─── Material supplied ───

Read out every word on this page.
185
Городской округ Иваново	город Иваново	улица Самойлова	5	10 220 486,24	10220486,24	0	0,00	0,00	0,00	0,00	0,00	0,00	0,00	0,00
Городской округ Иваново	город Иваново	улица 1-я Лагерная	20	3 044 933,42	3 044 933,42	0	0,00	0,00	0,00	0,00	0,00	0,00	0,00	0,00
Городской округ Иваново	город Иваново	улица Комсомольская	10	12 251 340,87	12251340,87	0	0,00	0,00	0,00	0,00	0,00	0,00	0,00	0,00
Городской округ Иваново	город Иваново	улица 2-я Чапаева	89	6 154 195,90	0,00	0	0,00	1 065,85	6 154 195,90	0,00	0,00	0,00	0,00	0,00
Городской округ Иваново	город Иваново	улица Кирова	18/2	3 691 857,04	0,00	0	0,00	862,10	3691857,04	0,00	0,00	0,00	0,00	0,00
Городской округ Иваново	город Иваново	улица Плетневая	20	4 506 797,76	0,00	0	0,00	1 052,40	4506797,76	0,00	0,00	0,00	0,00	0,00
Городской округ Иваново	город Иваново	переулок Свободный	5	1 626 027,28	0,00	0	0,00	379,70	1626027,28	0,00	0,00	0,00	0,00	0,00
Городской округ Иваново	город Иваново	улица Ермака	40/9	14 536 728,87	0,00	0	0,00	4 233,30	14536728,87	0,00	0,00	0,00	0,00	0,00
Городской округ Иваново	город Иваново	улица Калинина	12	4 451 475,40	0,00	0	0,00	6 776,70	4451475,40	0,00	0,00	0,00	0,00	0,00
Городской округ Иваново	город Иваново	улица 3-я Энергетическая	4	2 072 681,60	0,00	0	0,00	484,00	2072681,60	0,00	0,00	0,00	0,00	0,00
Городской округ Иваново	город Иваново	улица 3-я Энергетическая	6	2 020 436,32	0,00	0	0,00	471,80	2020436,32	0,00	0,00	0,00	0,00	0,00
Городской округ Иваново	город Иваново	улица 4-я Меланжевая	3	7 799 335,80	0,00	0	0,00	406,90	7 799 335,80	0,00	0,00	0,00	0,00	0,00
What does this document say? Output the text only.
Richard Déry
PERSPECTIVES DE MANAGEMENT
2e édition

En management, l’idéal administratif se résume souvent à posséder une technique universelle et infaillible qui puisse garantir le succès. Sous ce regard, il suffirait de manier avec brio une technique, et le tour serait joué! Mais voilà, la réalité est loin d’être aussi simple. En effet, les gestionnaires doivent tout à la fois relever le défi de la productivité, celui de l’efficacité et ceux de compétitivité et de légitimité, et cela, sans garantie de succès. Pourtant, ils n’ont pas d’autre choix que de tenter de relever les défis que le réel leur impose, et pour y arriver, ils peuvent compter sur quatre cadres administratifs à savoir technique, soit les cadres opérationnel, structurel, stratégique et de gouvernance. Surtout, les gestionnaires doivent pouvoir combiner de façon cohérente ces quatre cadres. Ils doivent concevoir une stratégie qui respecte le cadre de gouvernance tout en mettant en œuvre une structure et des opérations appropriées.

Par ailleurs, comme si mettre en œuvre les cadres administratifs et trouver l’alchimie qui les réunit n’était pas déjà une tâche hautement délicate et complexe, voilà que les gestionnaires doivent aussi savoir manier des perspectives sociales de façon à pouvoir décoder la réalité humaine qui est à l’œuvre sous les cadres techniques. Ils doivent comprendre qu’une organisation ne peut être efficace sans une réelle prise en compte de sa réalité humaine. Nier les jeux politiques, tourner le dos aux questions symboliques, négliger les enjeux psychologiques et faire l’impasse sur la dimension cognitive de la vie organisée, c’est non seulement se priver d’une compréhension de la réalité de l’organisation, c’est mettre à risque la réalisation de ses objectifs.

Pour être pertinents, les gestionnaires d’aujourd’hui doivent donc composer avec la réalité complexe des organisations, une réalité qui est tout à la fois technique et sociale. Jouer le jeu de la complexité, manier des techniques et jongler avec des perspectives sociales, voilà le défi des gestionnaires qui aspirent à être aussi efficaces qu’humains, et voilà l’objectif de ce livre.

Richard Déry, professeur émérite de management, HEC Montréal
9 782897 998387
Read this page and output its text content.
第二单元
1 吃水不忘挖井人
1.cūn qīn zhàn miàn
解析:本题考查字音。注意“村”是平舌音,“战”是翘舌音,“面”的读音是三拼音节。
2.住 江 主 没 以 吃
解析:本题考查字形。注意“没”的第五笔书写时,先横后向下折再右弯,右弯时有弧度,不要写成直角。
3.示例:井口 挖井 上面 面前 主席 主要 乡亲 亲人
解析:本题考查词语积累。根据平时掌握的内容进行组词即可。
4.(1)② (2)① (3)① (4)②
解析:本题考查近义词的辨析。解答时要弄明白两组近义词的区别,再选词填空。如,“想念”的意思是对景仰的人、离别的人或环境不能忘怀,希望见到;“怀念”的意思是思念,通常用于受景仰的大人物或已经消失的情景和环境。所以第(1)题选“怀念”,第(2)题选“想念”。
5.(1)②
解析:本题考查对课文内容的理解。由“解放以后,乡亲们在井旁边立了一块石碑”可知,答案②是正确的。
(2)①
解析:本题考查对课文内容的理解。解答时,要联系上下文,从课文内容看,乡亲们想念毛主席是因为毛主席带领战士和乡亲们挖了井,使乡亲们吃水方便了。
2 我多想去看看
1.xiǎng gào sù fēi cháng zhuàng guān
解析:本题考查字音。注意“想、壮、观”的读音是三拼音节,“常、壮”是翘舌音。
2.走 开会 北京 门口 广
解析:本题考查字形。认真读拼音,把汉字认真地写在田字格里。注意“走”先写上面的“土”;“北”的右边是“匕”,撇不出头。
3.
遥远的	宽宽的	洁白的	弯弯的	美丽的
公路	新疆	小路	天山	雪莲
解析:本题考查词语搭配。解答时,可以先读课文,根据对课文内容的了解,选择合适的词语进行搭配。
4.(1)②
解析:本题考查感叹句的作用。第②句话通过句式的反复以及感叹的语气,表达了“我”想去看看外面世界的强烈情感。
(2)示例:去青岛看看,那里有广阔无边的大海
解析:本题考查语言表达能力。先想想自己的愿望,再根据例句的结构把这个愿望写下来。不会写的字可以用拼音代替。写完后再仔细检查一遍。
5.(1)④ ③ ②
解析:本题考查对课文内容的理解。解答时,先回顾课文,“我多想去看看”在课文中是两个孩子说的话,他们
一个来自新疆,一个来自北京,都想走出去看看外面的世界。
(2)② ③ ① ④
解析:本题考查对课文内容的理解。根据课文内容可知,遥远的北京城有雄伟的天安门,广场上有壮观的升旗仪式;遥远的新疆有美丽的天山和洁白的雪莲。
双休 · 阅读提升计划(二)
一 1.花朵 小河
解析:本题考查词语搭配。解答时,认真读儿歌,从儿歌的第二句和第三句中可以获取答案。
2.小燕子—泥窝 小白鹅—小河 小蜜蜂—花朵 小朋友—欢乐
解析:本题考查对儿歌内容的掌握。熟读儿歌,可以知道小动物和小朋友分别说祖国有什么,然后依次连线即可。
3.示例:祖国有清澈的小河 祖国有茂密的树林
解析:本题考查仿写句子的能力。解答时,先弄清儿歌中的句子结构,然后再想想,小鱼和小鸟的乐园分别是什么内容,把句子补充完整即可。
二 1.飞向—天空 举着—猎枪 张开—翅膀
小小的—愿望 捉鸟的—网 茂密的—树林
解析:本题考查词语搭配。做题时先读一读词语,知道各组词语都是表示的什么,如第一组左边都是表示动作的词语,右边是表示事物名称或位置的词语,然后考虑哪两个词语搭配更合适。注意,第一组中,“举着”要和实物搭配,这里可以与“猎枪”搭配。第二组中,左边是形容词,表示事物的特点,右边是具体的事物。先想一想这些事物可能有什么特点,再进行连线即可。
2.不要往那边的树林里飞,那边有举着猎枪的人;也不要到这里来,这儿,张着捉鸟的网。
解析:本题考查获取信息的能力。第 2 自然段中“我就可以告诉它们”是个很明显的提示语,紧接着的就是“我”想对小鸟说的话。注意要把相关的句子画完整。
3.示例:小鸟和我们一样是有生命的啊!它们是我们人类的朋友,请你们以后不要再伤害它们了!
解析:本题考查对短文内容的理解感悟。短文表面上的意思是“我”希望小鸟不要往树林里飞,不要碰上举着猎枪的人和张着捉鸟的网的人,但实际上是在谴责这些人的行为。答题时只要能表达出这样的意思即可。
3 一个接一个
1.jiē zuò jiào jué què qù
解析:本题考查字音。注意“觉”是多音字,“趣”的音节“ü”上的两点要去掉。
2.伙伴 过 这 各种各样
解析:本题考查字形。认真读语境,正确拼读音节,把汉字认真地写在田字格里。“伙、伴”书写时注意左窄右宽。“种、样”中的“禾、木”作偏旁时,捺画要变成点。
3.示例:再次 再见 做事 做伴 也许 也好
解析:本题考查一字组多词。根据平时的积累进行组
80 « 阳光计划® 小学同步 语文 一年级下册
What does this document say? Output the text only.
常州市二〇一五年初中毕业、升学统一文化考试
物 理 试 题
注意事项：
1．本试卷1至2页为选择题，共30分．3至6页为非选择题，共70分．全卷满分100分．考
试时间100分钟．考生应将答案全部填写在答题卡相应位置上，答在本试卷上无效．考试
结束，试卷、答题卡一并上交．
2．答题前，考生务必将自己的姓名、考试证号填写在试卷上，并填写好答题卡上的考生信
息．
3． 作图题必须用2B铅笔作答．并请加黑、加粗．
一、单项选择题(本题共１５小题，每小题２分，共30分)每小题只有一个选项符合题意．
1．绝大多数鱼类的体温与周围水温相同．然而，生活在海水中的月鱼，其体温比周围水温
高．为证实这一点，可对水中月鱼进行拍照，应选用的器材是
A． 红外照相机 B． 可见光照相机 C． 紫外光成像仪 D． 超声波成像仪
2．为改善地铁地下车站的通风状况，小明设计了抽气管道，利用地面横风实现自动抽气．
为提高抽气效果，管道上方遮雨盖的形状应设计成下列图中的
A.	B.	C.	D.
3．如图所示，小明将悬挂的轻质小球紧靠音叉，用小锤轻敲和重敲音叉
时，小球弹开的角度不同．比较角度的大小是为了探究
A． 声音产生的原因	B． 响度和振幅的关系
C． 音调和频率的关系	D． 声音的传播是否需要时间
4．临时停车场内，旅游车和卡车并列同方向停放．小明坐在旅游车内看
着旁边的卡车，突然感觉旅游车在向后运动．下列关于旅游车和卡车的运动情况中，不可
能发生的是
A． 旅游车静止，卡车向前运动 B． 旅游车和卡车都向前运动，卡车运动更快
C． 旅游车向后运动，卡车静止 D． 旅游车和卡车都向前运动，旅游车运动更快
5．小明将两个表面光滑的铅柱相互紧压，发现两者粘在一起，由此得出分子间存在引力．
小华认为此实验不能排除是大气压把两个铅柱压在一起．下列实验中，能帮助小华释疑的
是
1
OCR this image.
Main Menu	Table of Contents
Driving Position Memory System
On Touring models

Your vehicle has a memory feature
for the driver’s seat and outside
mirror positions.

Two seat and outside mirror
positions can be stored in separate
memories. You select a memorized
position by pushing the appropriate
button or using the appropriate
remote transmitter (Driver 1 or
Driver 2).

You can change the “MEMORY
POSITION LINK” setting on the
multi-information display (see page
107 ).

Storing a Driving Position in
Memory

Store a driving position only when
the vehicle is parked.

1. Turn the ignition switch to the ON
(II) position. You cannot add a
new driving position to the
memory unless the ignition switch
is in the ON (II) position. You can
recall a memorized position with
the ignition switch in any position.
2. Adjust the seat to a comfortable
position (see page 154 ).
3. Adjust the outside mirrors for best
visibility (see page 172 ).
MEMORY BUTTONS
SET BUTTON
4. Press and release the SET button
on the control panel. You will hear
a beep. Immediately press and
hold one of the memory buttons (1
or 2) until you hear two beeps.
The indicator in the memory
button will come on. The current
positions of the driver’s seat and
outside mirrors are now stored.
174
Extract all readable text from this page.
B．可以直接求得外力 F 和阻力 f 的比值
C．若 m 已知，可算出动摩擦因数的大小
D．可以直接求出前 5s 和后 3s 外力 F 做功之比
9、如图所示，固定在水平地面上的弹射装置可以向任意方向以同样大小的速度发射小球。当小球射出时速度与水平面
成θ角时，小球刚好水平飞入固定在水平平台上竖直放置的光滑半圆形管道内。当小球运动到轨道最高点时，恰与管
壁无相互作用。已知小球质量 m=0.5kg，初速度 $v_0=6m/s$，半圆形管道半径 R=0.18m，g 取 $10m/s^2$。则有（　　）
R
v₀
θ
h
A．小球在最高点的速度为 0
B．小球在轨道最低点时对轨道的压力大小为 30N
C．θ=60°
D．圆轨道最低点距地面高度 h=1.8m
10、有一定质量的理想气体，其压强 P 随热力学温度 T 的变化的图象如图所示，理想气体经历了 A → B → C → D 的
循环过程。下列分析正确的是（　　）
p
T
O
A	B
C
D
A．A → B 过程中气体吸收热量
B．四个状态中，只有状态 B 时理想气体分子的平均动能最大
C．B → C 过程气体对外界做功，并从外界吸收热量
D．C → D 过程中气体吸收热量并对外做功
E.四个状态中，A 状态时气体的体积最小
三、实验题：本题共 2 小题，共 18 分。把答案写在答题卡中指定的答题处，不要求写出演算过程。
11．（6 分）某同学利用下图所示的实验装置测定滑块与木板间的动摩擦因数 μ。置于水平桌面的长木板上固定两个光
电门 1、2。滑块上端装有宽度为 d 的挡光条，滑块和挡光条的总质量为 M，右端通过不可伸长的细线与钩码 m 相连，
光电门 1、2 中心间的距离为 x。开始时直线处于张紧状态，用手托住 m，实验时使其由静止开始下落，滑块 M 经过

───

> **Task to complete**
Of the lines above, how many include the word "Déry"? Reply with the number alone.

> **Task result**
2